• _Job_
Write out the data from the line with "Give me the" to the line with "- staticText: Delete", both included, without changing anything, and leave out the pictures.

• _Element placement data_
--- BEGIN ---

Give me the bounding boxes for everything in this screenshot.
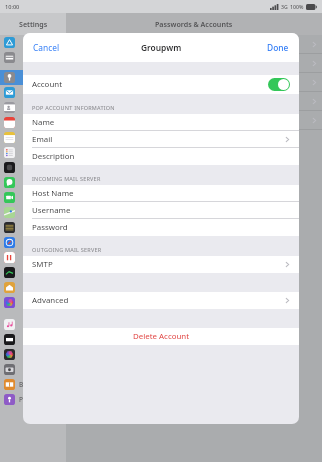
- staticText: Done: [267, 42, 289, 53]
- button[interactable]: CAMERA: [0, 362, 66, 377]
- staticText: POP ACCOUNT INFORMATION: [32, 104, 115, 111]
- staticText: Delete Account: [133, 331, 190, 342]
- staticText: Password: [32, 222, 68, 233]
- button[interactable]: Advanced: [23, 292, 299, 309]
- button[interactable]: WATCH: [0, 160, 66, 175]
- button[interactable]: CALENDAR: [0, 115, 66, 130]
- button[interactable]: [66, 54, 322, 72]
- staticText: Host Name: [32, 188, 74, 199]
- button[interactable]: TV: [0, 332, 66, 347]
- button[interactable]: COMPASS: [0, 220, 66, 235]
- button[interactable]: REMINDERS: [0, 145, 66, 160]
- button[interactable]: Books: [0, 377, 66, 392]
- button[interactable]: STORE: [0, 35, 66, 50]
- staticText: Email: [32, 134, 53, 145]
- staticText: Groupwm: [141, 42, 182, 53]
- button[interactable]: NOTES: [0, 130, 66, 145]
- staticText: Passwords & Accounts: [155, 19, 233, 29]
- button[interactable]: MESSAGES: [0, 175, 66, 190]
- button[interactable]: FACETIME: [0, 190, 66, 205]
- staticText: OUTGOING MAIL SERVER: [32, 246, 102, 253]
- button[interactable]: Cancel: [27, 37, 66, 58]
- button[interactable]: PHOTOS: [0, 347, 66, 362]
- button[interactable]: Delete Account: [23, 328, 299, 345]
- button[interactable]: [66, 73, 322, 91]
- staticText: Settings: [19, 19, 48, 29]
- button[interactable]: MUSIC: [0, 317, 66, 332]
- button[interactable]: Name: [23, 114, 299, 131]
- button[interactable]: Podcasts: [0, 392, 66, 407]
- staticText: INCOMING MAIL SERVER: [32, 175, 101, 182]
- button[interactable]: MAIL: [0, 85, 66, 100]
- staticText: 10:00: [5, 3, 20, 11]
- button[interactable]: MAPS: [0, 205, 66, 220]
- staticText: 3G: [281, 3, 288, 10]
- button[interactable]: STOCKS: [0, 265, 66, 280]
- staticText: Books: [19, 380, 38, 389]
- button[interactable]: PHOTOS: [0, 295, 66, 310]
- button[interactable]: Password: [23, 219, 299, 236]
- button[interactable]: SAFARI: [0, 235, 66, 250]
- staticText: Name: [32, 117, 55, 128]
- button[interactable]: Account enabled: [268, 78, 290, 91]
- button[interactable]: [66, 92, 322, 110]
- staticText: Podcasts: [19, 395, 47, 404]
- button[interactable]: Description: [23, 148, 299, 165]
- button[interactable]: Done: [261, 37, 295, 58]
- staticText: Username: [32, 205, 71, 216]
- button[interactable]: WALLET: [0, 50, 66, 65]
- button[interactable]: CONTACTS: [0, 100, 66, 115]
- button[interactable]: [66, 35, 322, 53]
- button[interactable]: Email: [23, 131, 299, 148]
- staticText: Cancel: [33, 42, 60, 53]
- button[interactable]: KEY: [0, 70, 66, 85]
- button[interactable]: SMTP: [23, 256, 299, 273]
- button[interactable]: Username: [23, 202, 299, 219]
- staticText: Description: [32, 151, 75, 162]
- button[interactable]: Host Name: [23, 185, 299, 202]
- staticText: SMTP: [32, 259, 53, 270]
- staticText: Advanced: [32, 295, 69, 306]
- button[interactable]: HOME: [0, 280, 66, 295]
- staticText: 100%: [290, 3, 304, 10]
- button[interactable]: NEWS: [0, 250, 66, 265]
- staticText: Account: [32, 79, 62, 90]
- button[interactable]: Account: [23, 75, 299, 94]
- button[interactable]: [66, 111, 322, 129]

--- END ---
--- BEGIN ---

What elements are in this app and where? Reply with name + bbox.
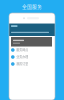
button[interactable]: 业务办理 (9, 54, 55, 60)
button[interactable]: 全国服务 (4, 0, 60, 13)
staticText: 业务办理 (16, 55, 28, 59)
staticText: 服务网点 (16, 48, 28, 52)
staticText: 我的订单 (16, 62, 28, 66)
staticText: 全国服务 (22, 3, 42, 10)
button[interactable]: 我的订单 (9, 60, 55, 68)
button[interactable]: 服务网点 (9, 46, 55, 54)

--- END ---

• _Result_
Give me the bounding boxes for everything in this screenshot.
- staticText: Done: [267, 42, 289, 53]
- button[interactable]: CAMERA: [0, 362, 66, 377]
- staticText: POP ACCOUNT INFORMATION: [32, 104, 115, 111]
- staticText: Delete Account: [133, 331, 190, 342]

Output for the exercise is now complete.